_WRITTEN INSTRUCTION_
Return the full material exactly.

_DATA TO USE_
-- Start --
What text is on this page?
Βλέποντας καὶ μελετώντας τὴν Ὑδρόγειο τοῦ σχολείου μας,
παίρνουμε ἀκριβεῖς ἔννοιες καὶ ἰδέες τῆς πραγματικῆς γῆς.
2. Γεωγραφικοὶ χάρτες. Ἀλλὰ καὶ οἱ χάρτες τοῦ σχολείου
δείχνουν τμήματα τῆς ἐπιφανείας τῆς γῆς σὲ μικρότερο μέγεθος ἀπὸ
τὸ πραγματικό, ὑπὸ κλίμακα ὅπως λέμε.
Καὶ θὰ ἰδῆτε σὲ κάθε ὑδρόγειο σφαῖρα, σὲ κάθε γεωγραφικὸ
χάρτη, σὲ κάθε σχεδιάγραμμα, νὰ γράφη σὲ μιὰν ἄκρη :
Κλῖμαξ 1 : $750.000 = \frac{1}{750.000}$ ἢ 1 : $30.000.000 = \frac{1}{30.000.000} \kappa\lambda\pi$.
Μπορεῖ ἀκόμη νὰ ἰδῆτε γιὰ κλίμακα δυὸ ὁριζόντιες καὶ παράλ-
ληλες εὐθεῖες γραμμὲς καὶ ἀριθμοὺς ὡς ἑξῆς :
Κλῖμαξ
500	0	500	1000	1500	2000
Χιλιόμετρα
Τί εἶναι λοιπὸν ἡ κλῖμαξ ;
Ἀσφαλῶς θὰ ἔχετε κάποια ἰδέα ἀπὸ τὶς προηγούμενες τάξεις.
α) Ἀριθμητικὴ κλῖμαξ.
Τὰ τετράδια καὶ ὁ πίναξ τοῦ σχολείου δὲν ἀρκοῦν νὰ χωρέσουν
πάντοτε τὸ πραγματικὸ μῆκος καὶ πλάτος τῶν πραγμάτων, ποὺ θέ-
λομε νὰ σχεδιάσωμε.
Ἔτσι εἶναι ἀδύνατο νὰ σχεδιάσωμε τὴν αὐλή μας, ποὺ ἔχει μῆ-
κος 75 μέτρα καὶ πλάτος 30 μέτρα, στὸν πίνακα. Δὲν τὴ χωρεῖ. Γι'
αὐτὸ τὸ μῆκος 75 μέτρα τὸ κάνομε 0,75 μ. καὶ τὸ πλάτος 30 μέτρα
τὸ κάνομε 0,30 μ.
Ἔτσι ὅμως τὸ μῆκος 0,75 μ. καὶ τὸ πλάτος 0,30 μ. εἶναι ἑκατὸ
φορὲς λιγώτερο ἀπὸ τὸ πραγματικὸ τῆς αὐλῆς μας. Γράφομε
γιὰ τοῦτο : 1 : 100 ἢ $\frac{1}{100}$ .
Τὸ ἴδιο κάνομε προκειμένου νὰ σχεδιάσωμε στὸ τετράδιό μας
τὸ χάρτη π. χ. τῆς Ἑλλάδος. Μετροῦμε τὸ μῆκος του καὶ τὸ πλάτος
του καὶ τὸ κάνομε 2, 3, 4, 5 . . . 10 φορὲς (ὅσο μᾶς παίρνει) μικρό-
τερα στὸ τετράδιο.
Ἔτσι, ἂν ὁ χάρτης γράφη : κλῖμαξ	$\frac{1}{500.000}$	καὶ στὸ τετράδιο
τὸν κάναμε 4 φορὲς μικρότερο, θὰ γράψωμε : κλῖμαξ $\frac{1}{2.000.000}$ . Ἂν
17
-- End --
_WORKED ANSWER_
What text is on this page?
Βλέποντας καὶ μελετώντας τὴν Ὑδρόγειο τοῦ σχολείου μας,
παίρνουμε ἀκριβεῖς ἔννοιες καὶ ἰδέες τῆς πραγματικῆς γῆς.
2. Γεωγραφικοὶ χάρτες. Ἀλλὰ καὶ οἱ χάρτες τοῦ σχολείου
δείχνουν τμήματα τῆς ἐπιφανείας τῆς γῆς σὲ μικρότερο μέγεθος ἀπὸ
τὸ πραγματικό, ὑπὸ κλίμακα ὅπως λέμε.
Καὶ θὰ ἰδῆτε σὲ κάθε ὑδρόγειο σφαῖρα, σὲ κάθε γεωγραφικὸ
χάρτη, σὲ κάθε σχεδιάγραμμα, νὰ γράφη σὲ μιὰν ἄκρη :
Κλῖμαξ 1 : $750.000 = \frac{1}{750.000}$ ἢ 1 : $30.000.000 = \frac{1}{30.000.000} \kappa\lambda\pi$.
Μπορεῖ ἀκόμη νὰ ἰδῆτε γιὰ κλίμακα δυὸ ὁριζόντιες καὶ παράλ-
ληλες εὐθεῖες γραμμὲς καὶ ἀριθμοὺς ὡς ἑξῆς :
Κλῖμαξ
500	0	500	1000	1500	2000
Χιλιόμετρα
Τί εἶναι λοιπὸν ἡ κλῖμαξ ;
Ἀσφαλῶς θὰ ἔχετε κάποια ἰδέα ἀπὸ τὶς προηγούμενες τάξεις.
α) Ἀριθμητικὴ κλῖμαξ.
Τὰ τετράδια καὶ ὁ πίναξ τοῦ σχολείου δὲν ἀρκοῦν νὰ χωρέσουν
πάντοτε τὸ πραγματικὸ μῆκος καὶ πλάτος τῶν πραγμάτων, ποὺ θέ-
λομε νὰ σχεδιάσωμε.
Ἔτσι εἶναι ἀδύνατο νὰ σχεδιάσωμε τὴν αὐλή μας, ποὺ ἔχει μῆ-
κος 75 μέτρα καὶ πλάτος 30 μέτρα, στὸν πίνακα. Δὲν τὴ χωρεῖ. Γι'
αὐτὸ τὸ μῆκος 75 μέτρα τὸ κάνομε 0,75 μ. καὶ τὸ πλάτος 30 μέτρα
τὸ κάνομε 0,30 μ.
Ἔτσι ὅμως τὸ μῆκος 0,75 μ. καὶ τὸ πλάτος 0,30 μ. εἶναι ἑκατὸ
φορὲς λιγώτερο ἀπὸ τὸ πραγματικὸ τῆς αὐλῆς μας. Γράφομε
γιὰ τοῦτο : 1 : 100 ἢ $\frac{1}{100}$ .
Τὸ ἴδιο κάνομε προκειμένου νὰ σχεδιάσωμε στὸ τετράδιό μας
τὸ χάρτη π. χ. τῆς Ἑλλάδος. Μετροῦμε τὸ μῆκος του καὶ τὸ πλάτος
του καὶ τὸ κάνομε 2, 3, 4, 5 . . . 10 φορὲς (ὅσο μᾶς παίρνει) μικρό-
τερα στὸ τετράδιο.
Ἔτσι, ἂν ὁ χάρτης γράφη : κλῖμαξ	$\frac{1}{500.000}$	καὶ στὸ τετράδιο
τὸν κάναμε 4 φορὲς μικρότερο, θὰ γράψωμε : κλῖμαξ $\frac{1}{2.000.000}$ . Ἂν
17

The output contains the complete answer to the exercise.